## What you need to do
Provide an exact reproduction of every entry.

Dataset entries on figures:
****
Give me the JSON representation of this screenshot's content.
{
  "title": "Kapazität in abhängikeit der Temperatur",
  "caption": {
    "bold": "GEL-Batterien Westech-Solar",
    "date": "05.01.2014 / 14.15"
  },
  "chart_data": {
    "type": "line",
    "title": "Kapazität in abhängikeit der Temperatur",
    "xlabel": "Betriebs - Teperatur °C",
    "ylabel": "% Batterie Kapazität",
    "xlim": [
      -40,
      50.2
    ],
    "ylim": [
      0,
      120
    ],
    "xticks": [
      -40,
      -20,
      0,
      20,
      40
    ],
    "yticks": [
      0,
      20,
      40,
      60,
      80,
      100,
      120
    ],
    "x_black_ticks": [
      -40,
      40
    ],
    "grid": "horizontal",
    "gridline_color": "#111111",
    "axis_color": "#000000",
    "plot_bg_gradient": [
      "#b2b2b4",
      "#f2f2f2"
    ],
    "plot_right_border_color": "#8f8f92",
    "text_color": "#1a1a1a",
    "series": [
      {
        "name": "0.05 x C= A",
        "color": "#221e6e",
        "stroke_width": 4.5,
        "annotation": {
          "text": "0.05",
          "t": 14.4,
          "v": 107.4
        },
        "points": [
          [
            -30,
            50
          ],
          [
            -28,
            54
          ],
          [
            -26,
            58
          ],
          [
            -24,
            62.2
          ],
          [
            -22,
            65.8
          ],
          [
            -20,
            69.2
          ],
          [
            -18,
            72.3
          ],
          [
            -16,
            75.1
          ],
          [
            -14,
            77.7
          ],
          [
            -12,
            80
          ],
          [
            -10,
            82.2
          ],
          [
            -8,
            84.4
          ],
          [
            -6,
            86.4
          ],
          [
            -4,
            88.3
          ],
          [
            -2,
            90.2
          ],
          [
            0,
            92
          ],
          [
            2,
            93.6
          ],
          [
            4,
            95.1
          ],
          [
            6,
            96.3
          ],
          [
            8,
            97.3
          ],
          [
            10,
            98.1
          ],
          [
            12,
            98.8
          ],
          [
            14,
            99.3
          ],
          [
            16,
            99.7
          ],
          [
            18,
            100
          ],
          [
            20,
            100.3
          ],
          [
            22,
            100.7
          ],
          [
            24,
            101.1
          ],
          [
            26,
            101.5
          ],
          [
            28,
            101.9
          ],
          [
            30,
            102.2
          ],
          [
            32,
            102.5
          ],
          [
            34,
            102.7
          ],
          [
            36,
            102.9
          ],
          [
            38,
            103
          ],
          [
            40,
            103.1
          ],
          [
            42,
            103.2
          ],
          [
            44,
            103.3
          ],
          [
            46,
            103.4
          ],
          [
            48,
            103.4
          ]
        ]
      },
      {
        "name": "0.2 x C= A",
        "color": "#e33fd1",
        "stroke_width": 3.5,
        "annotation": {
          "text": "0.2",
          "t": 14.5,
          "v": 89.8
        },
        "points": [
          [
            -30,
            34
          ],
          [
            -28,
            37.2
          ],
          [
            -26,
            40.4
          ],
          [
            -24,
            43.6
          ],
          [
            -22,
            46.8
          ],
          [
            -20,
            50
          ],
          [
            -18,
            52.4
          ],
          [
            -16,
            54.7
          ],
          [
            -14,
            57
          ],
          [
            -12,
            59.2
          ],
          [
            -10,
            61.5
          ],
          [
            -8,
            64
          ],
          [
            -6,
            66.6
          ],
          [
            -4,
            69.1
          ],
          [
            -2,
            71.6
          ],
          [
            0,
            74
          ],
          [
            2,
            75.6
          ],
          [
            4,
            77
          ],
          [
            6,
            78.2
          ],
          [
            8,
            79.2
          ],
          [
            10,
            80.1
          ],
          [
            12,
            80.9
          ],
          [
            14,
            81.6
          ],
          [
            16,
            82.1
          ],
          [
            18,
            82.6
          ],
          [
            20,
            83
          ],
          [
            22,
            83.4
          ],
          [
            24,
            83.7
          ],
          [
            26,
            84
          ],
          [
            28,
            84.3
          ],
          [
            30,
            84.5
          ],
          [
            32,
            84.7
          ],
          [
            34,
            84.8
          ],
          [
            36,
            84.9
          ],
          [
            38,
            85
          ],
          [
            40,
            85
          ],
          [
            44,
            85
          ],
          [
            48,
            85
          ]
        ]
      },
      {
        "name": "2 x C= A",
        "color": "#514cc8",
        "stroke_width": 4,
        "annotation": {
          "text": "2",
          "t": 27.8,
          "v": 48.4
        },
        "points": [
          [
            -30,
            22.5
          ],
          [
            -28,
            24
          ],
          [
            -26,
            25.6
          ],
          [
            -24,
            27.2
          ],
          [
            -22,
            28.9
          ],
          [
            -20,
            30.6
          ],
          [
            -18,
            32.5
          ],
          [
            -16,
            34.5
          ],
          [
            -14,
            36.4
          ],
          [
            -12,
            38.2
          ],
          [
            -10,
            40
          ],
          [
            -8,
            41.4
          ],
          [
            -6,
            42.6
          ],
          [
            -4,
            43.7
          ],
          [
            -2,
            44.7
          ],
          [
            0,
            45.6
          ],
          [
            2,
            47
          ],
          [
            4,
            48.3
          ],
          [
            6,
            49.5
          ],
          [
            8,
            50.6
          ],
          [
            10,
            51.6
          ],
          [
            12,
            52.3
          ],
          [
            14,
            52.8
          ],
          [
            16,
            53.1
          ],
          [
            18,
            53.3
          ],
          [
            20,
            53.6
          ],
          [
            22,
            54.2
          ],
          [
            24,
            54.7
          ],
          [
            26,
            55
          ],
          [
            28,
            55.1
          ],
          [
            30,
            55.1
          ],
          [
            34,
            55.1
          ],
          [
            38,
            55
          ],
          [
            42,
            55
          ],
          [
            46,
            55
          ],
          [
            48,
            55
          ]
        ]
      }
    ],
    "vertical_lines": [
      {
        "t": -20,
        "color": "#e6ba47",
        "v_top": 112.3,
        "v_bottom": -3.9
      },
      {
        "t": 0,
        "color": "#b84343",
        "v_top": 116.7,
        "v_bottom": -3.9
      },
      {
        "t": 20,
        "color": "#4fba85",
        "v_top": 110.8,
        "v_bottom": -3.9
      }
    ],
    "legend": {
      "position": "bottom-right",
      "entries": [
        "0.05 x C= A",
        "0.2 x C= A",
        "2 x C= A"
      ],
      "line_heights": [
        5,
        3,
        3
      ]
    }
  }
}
****
## Problem solution
Give me the JSON representation of this screenshot's content.
{
  "title": "Kapazität in abhängikeit der Temperatur",
  "caption": {
    "bold": "GEL-Batterien Westech-Solar",
    "date": "05.01.2014 / 14.15"
  },
  "chart_data": {
    "type": "line",
    "title": "Kapazität in abhängikeit der Temperatur",
    "xlabel": "Betriebs - Teperatur °C",
    "ylabel": "% Batterie Kapazität",
    "xlim": [
      -40,
      50.2
    ],
    "ylim": [
      0,
      120
    ],
    "xticks": [
      -40,
      -20,
      0,
      20,
      40
    ],
    "yticks": [
      0,
      20,
      40,
      60,
      80,
      100,
      120
    ],
    "x_black_ticks": [
      -40,
      40
    ],
    "grid": "horizontal",
    "gridline_color": "#111111",
    "axis_color": "#000000",
    "plot_bg_gradient": [
      "#b2b2b4",
      "#f2f2f2"
    ],
    "plot_right_border_color": "#8f8f92",
    "text_color": "#1a1a1a",
    "series": [
      {
        "name": "0.05 x C= A",
        "color": "#221e6e",
        "stroke_width": 4.5,
        "annotation": {
          "text": "0.05",
          "t": 14.4,
          "v": 107.4
        },
        "points": [
          [
            -30,
            50
          ],
          [
            -28,
            54
          ],
          [
            -26,
            58
          ],
          [
            -24,
            62.2
          ],
          [
            -22,
            65.8
          ],
          [
            -20,
            69.2
          ],
          [
            -18,
            72.3
          ],
          [
            -16,
            75.1
          ],
          [
            -14,
            77.7
          ],
          [
            -12,
            80
          ],
          [
            -10,
            82.2
          ],
          [
            -8,
            84.4
          ],
          [
            -6,
            86.4
          ],
          [
            -4,
            88.3
          ],
          [
            -2,
            90.2
          ],
          [
            0,
            92
          ],
          [
            2,
            93.6
          ],
          [
            4,
            95.1
          ],
          [
            6,
            96.3
          ],
          [
            8,
            97.3
          ],
          [
            10,
            98.1
          ],
          [
            12,
            98.8
          ],
          [
            14,
            99.3
          ],
          [
            16,
            99.7
          ],
          [
            18,
            100
          ],
          [
            20,
            100.3
          ],
          [
            22,
            100.7
          ],
          [
            24,
            101.1
          ],
          [
            26,
            101.5
          ],
          [
            28,
            101.9
          ],
          [
            30,
            102.2
          ],
          [
            32,
            102.5
          ],
          [
            34,
            102.7
          ],
          [
            36,
            102.9
          ],
          [
            38,
            103
          ],
          [
            40,
            103.1
          ],
          [
            42,
            103.2
          ],
          [
            44,
            103.3
          ],
          [
            46,
            103.4
          ],
          [
            48,
            103.4
          ]
        ]
      },
      {
        "name": "0.2 x C= A",
        "color": "#e33fd1",
        "stroke_width": 3.5,
        "annotation": {
          "text": "0.2",
          "t": 14.5,
          "v": 89.8
        },
        "points": [
          [
            -30,
            34
          ],
          [
            -28,
            37.2
          ],
          [
            -26,
            40.4
          ],
          [
            -24,
            43.6
          ],
          [
            -22,
            46.8
          ],
          [
            -20,
            50
          ],
          [
            -18,
            52.4
          ],
          [
            -16,
            54.7
          ],
          [
            -14,
            57
          ],
          [
            -12,
            59.2
          ],
          [
            -10,
            61.5
          ],
          [
            -8,
            64
          ],
          [
            -6,
            66.6
          ],
          [
            -4,
            69.1
          ],
          [
            -2,
            71.6
          ],
          [
            0,
            74
          ],
          [
            2,
            75.6
          ],
          [
            4,
            77
          ],
          [
            6,
            78.2
          ],
          [
            8,
            79.2
          ],
          [
            10,
            80.1
          ],
          [
            12,
            80.9
          ],
          [
            14,
            81.6
          ],
          [
            16,
            82.1
          ],
          [
            18,
            82.6
          ],
          [
            20,
            83
          ],
          [
            22,
            83.4
          ],
          [
            24,
            83.7
          ],
          [
            26,
            84
          ],
          [
            28,
            84.3
          ],
          [
            30,
            84.5
          ],
          [
            32,
            84.7
          ],
          [
            34,
            84.8
          ],
          [
            36,
            84.9
          ],
          [
            38,
            85
          ],
          [
            40,
            85
          ],
          [
            44,
            85
          ],
          [
            48,
            85
          ]
        ]
      },
      {
        "name": "2 x C= A",
        "color": "#514cc8",
        "stroke_width": 4,
        "annotation": {
          "text": "2",
          "t": 27.8,
          "v": 48.4
        },
        "points": [
          [
            -30,
            22.5
          ],
          [
            -28,
            24
          ],
          [
            -26,
            25.6
          ],
          [
            -24,
            27.2
          ],
          [
            -22,
            28.9
          ],
          [
            -20,
            30.6
          ],
          [
            -18,
            32.5
          ],
          [
            -16,
            34.5
          ],
          [
            -14,
            36.4
          ],
          [
            -12,
            38.2
          ],
          [
            -10,
            40
          ],
          [
            -8,
            41.4
          ],
          [
            -6,
            42.6
          ],
          [
            -4,
            43.7
          ],
          [
            -2,
            44.7
          ],
          [
            0,
            45.6
          ],
          [
            2,
            47
          ],
          [
            4,
            48.3
          ],
          [
            6,
            49.5
          ],
          [
            8,
            50.6
          ],
          [
            10,
            51.6
          ],
          [
            12,
            52.3
          ],
          [
            14,
            52.8
          ],
          [
            16,
            53.1
          ],
          [
            18,
            53.3
          ],
          [
            20,
            53.6
          ],
          [
            22,
            54.2
          ],
          [
            24,
            54.7
          ],
          [
            26,
            55
          ],
          [
            28,
            55.1
          ],
          [
            30,
            55.1
          ],
          [
            34,
            55.1
          ],
          [
            38,
            55
          ],
          [
            42,
            55
          ],
          [
            46,
            55
          ],
          [
            48,
            55
          ]
        ]
      }
    ],
    "vertical_lines": [
      {
        "t": -20,
        "color": "#e6ba47",
        "v_top": 112.3,
        "v_bottom": -3.9
      },
      {
        "t": 0,
        "color": "#b84343",
        "v_top": 116.7,
        "v_bottom": -3.9
      },
      {
        "t": 20,
        "color": "#4fba85",
        "v_top": 110.8,
        "v_bottom": -3.9
      }
    ],
    "legend": {
      "position": "bottom-right",
      "entries": [
        "0.05 x C= A",
        "0.2 x C= A",
        "2 x C= A"
      ],
      "line_heights": [
        5,
        3,
        3
      ]
    }
  }
}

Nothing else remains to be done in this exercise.